Extracted data entries
"""

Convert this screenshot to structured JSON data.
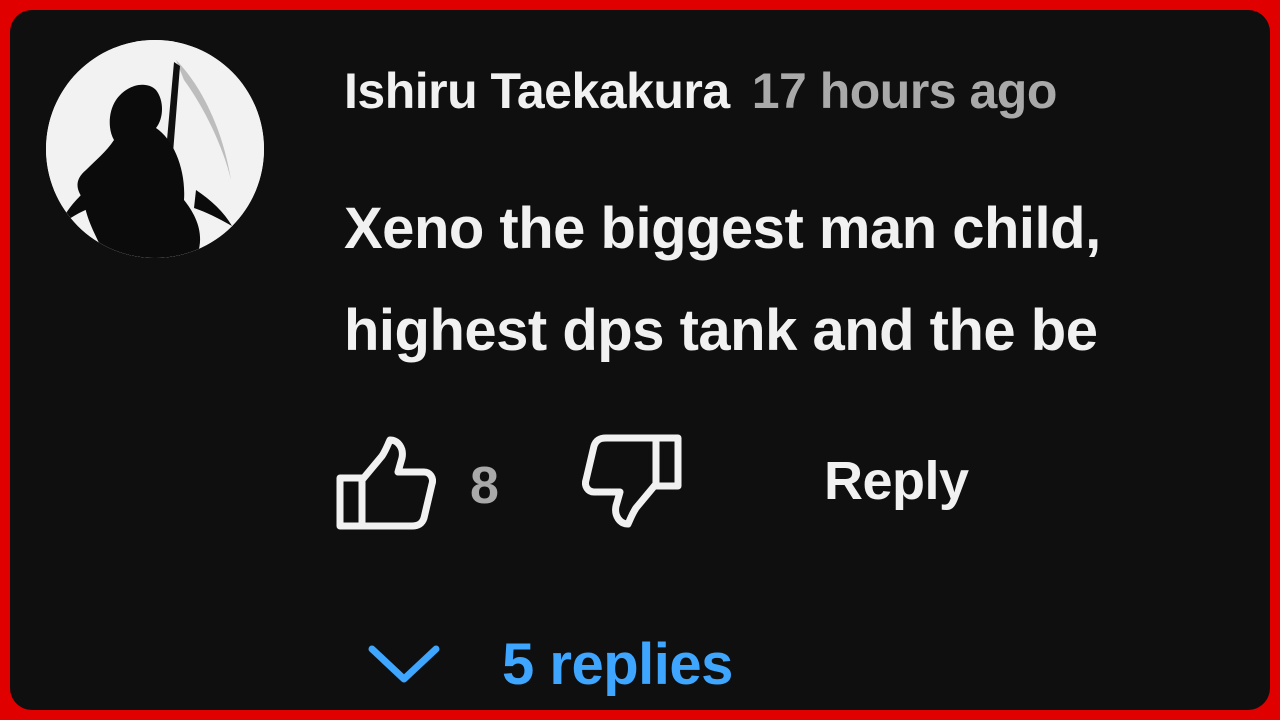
{
  "comment": {
    "author": "Ishiru Taekakura",
    "timestamp": "17 hours ago",
    "text_lines": [
      "Xeno the biggest man child,",
      "highest dps tank and the be"
    ]
  },
  "actions": {
    "like_icon": "thumbs-up-icon",
    "like_count": "8",
    "dislike_icon": "thumbs-down-icon",
    "reply_label": "Reply"
  },
  "replies": {
    "icon": "chevron-down-icon",
    "label": "5 replies",
    "color": "#3ea6ff"
  },
  "colors": {
    "frame_border": "#e00000",
    "background": "#0f0f0f",
    "text_primary": "#f1f1f1",
    "text_secondary": "#a9a9a9"
  }
}
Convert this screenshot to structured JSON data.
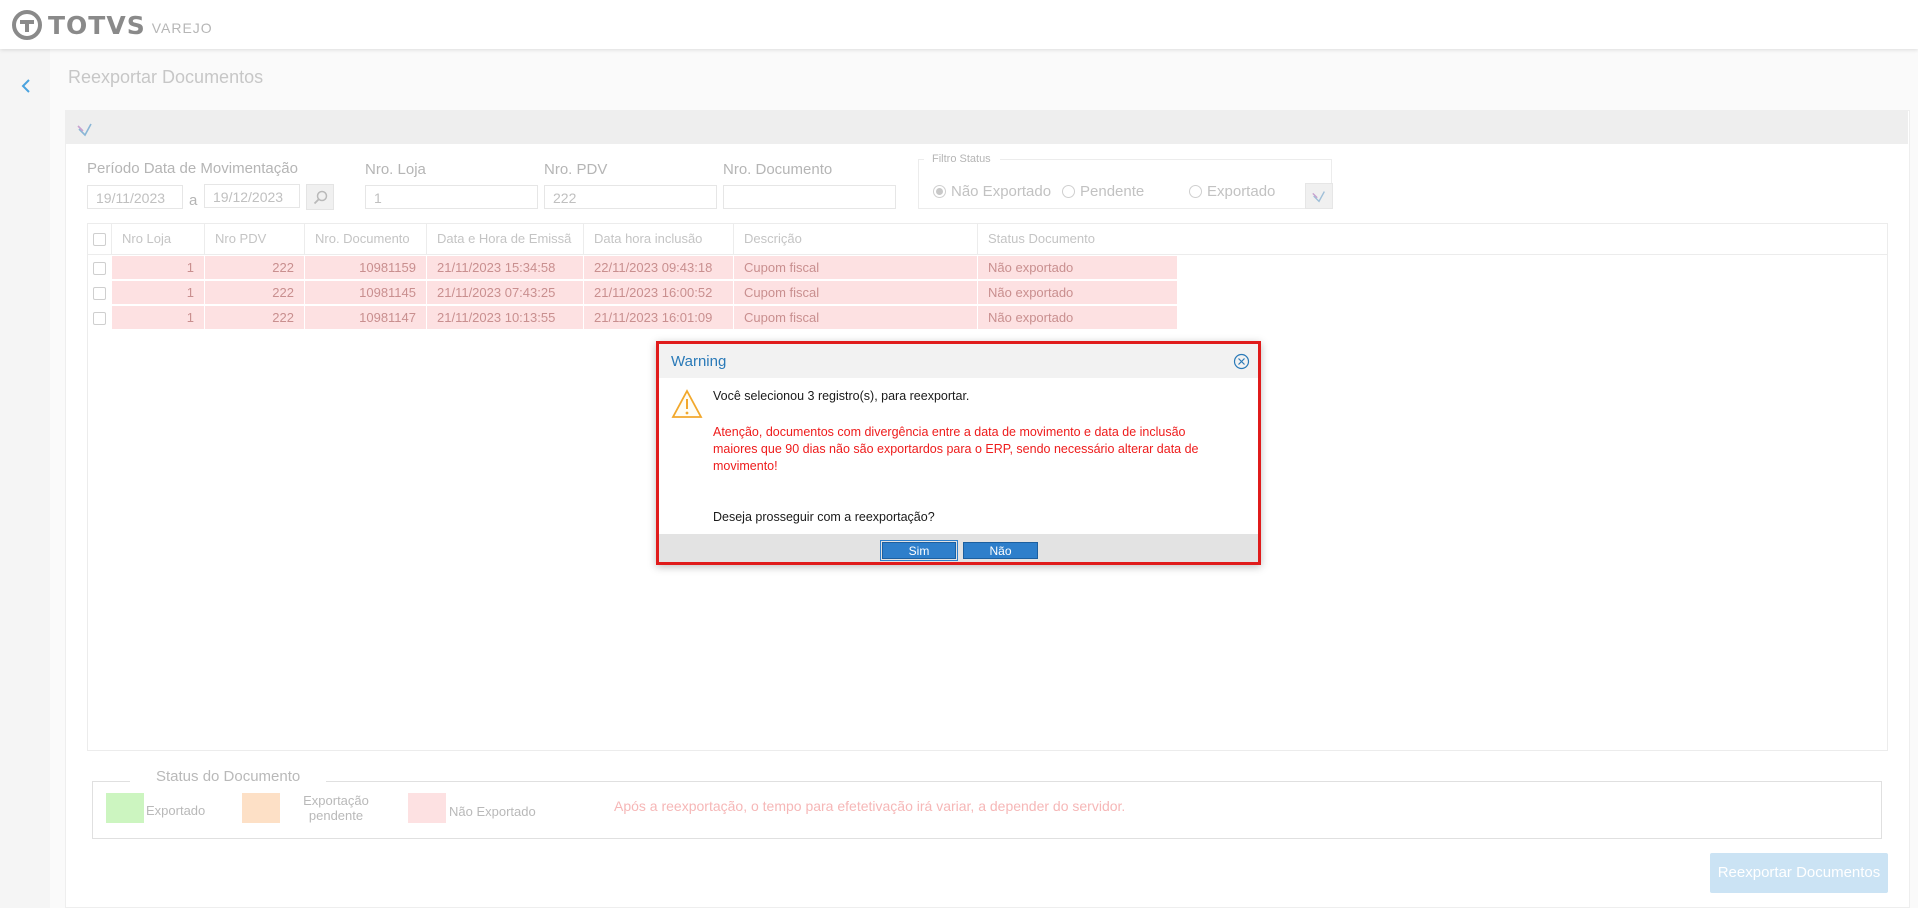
{
  "header": {
    "brand": "TOTVS",
    "brand_sub": "VAREJO"
  },
  "page": {
    "title": "Reexportar Documentos"
  },
  "filters": {
    "periodo_label": "Período Data de Movimentação",
    "date_from": "19/11/2023",
    "date_sep": "a",
    "date_to": "19/12/2023",
    "loja_label": "Nro. Loja",
    "loja_value": "1",
    "pdv_label": "Nro. PDV",
    "pdv_value": "222",
    "doc_label": "Nro. Documento",
    "doc_value": "",
    "status_legend": "Filtro Status",
    "status_options": [
      "Não Exportado",
      "Pendente",
      "Exportado"
    ],
    "status_selected": "Não Exportado"
  },
  "grid": {
    "columns": [
      "Nro Loja",
      "Nro PDV",
      "Nro. Documento",
      "Data e Hora de Emissã",
      "Data hora inclusão",
      "Descrição",
      "Status Documento"
    ],
    "rows": [
      [
        "1",
        "222",
        "10981159",
        "21/11/2023 15:34:58",
        "22/11/2023 09:43:18",
        "Cupom fiscal",
        "Não exportado"
      ],
      [
        "1",
        "222",
        "10981145",
        "21/11/2023 07:43:25",
        "21/11/2023 16:00:52",
        "Cupom fiscal",
        "Não exportado"
      ],
      [
        "1",
        "222",
        "10981147",
        "21/11/2023 10:13:55",
        "21/11/2023 16:01:09",
        "Cupom fiscal",
        "Não exportado"
      ]
    ]
  },
  "legend": {
    "title": "Status do Documento",
    "exportado": "Exportado",
    "pendente": "Exportação pendente",
    "nao_exportado": "Não Exportado",
    "note": "Após a reexportação, o tempo para efetetivação irá variar, a depender do servidor."
  },
  "actions": {
    "reexport": "Reexportar Documentos"
  },
  "dialog": {
    "title": "Warning",
    "message": "Você selecionou 3 registro(s), para reexportar.",
    "warning": "Atenção, documentos com divergência entre a data de movimento e data de inclusão maiores que 90 dias não são exportardos para o ERP, sendo necessário alterar data de movimento!",
    "question": "Deseja prosseguir com a reexportação?",
    "yes": "Sim",
    "no": "Não"
  },
  "colors": {
    "exportado": "#ccf5c0",
    "pendente": "#fde0c6",
    "nao_exportado": "#fde1e2",
    "accent": "#2e7fcb",
    "dialog_border": "#e01b1b"
  }
}
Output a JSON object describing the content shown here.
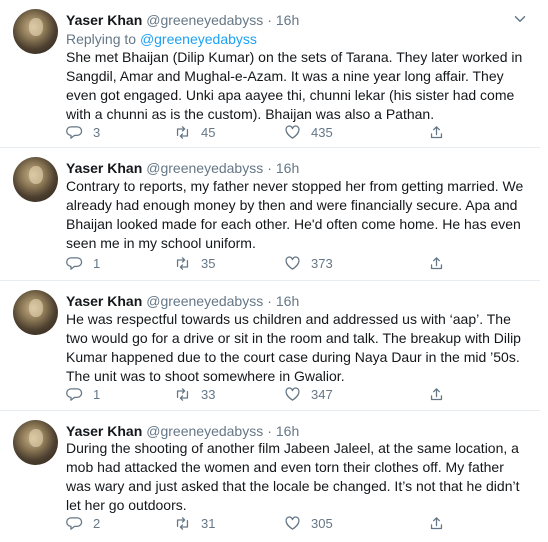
{
  "tweets": [
    {
      "author": "Yaser Khan",
      "handle": "@greeneyedabyss",
      "separator": "·",
      "time": "16h",
      "replying_prefix": "Replying to",
      "replying_handle": "@greeneyedabyss",
      "text": "She met Bhaijan (Dilip Kumar) on the sets of Tarana. They later worked in Sangdil, Amar and Mughal-e-Azam.  It was a nine year long affair. They even got engaged. Unki apa aayee thi, chunni lekar (his sister had come with a chunni as is the custom). Bhaijan was also a Pathan.",
      "replies": "3",
      "retweets": "45",
      "likes": "435"
    },
    {
      "author": "Yaser Khan",
      "handle": "@greeneyedabyss",
      "separator": "·",
      "time": "16h",
      "text": "Contrary to reports, my father never stopped her from getting married. We already had enough money by then and were financially secure. Apa and Bhaijan looked made for each other. He'd often come home. He has even seen me in my school uniform.",
      "replies": "1",
      "retweets": "35",
      "likes": "373"
    },
    {
      "author": "Yaser Khan",
      "handle": "@greeneyedabyss",
      "separator": "·",
      "time": "16h",
      "text": "He was respectful towards us children and addressed us with ‘aap’. The two would go for a drive or sit in the room and talk. The breakup with Dilip Kumar happened due to the court case during Naya Daur in the mid ’50s. The unit was to shoot somewhere in Gwalior.",
      "replies": "1",
      "retweets": "33",
      "likes": "347"
    },
    {
      "author": "Yaser Khan",
      "handle": "@greeneyedabyss",
      "separator": "·",
      "time": "16h",
      "text": "During the shooting of another film Jabeen Jaleel, at the same location, a mob had attacked the women and even torn their clothes off. My father was wary and just asked that the locale be changed. It’s not that he didn’t let her go outdoors.",
      "replies": "2",
      "retweets": "31",
      "likes": "305"
    }
  ],
  "colors": {
    "text": "#14171a",
    "secondary": "#657786",
    "link": "#1da1f2",
    "divider": "#e6ecf0"
  },
  "icons": {
    "reply": "reply-icon",
    "retweet": "retweet-icon",
    "like": "like-icon",
    "share": "share-icon",
    "menu": "chevron-down-icon"
  }
}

"""

To be done
Pictures in the records above should not be copied. Repeat everything else exactly.

Written solution
Convert this screenshot to structured JSON data.
{
  "comment": {
    "author": "Ishiru Taekakura",
    "timestamp": "17 hours ago",
    "text_lines": [
      "Xeno the biggest man child,",
      "highest dps tank and the be"
    ]
  },
  "actions": {
    "like_icon": "thumbs-up-icon",
    "like_count": "8",
    "dislike_icon": "thumbs-down-icon",
    "reply_label": "Reply"
  },
  "replies": {
    "icon": "chevron-down-icon",
    "label": "5 replies",
    "color": "#3ea6ff"
  },
  "colors": {
    "frame_border": "#e00000",
    "background": "#0f0f0f",
    "text_primary": "#f1f1f1",
    "text_secondary": "#a9a9a9"
  }
}
Convert this screenshot to structured JSON data.
{
  "header": {
    "brand": "TOTVS",
    "brand_sub": "VAREJO"
  },
  "page": {
    "title": "Reexportar Documentos"
  },
  "filters": {
    "periodo_label": "Período Data de Movimentação",
    "date_from": "19/11/2023",
    "date_sep": "a",
    "date_to": "19/12/2023",
    "loja_label": "Nro. Loja",
    "loja_value": "1",
    "pdv_label": "Nro. PDV",
    "pdv_value": "222",
    "doc_label": "Nro. Documento",
    "doc_value": "",
    "status_legend": "Filtro Status",
    "status_options": [
      "Não Exportado",
      "Pendente",
      "Exportado"
    ],
    "status_selected": "Não Exportado"
  },
  "grid": {
    "columns": [
      "Nro Loja",
      "Nro PDV",
      "Nro. Documento",
      "Data e Hora de Emissã",
      "Data hora inclusão",
      "Descrição",
      "Status Documento"
    ],
    "rows": [
      [
        "1",
        "222",
        "10981159",
        "21/11/2023 15:34:58",
        "22/11/2023 09:43:18",
        "Cupom fiscal",
        "Não exportado"
      ],
      [
        "1",
        "222",
        "10981145",
        "21/11/2023 07:43:25",
        "21/11/2023 16:00:52",
        "Cupom fiscal",
        "Não exportado"
      ],
      [
        "1",
        "222",
        "10981147",
        "21/11/2023 10:13:55",
        "21/11/2023 16:01:09",
        "Cupom fiscal",
        "Não exportado"
      ]
    ]
  },
  "legend": {
    "title": "Status do Documento",
    "exportado": "Exportado",
    "pendente": "Exportação pendente",
    "nao_exportado": "Não Exportado",
    "note": "Após a reexportação, o tempo para efetetivação irá variar, a depender do servidor."
  },
  "actions": {
    "reexport": "Reexportar Documentos"
  },
  "dialog": {
    "title": "Warning",
    "message": "Você selecionou 3 registro(s), para reexportar.",
    "warning": "Atenção, documentos com divergência entre a data de movimento e data de inclusão maiores que 90 dias não são exportardos para o ERP, sendo necessário alterar data de movimento!",
    "question": "Deseja prosseguir com a reexportação?",
    "yes": "Sim",
    "no": "Não"
  },
  "colors": {
    "exportado": "#ccf5c0",
    "pendente": "#fde0c6",
    "nao_exportado": "#fde1e2",
    "accent": "#2e7fcb",
    "dialog_border": "#e01b1b"
  }
}
Output a JSON object describing the content shown here.
{
  "tweets": [
    {
      "author": "Yaser Khan",
      "handle": "@greeneyedabyss",
      "separator": "·",
      "time": "16h",
      "replying_prefix": "Replying to",
      "replying_handle": "@greeneyedabyss",
      "text": "She met Bhaijan (Dilip Kumar) on the sets of Tarana. They later worked in Sangdil, Amar and Mughal-e-Azam.  It was a nine year long affair. They even got engaged. Unki apa aayee thi, chunni lekar (his sister had come with a chunni as is the custom). Bhaijan was also a Pathan.",
      "replies": "3",
      "retweets": "45",
      "likes": "435"
    },
    {
      "author": "Yaser Khan",
      "handle": "@greeneyedabyss",
      "separator": "·",
      "time": "16h",
      "text": "Contrary to reports, my father never stopped her from getting married. We already had enough money by then and were financially secure. Apa and Bhaijan looked made for each other. He'd often come home. He has even seen me in my school uniform.",
      "replies": "1",
      "retweets": "35",
      "likes": "373"
    },
    {
      "author": "Yaser Khan",
      "handle": "@greeneyedabyss",
      "separator": "·",
      "time": "16h",
      "text": "He was respectful towards us children and addressed us with ‘aap’. The two would go for a drive or sit in the room and talk. The breakup with Dilip Kumar happened due to the court case during Naya Daur in the mid ’50s. The unit was to shoot somewhere in Gwalior.",
      "replies": "1",
      "retweets": "33",
      "likes": "347"
    },
    {
      "author": "Yaser Khan",
      "handle": "@greeneyedabyss",
      "separator": "·",
      "time": "16h",
      "text": "During the shooting of another film Jabeen Jaleel, at the same location, a mob had attacked the women and even torn their clothes off. My father was wary and just asked that the locale be changed. It’s not that he didn’t let her go outdoors.",
      "replies": "2",
      "retweets": "31",
      "likes": "305"
    }
  ],
  "colors": {
    "text": "#14171a",
    "secondary": "#657786",
    "link": "#1da1f2",
    "divider": "#e6ecf0"
  },
  "icons": {
    "reply": "reply-icon",
    "retweet": "retweet-icon",
    "like": "like-icon",
    "share": "share-icon",
    "menu": "chevron-down-icon"
  }
}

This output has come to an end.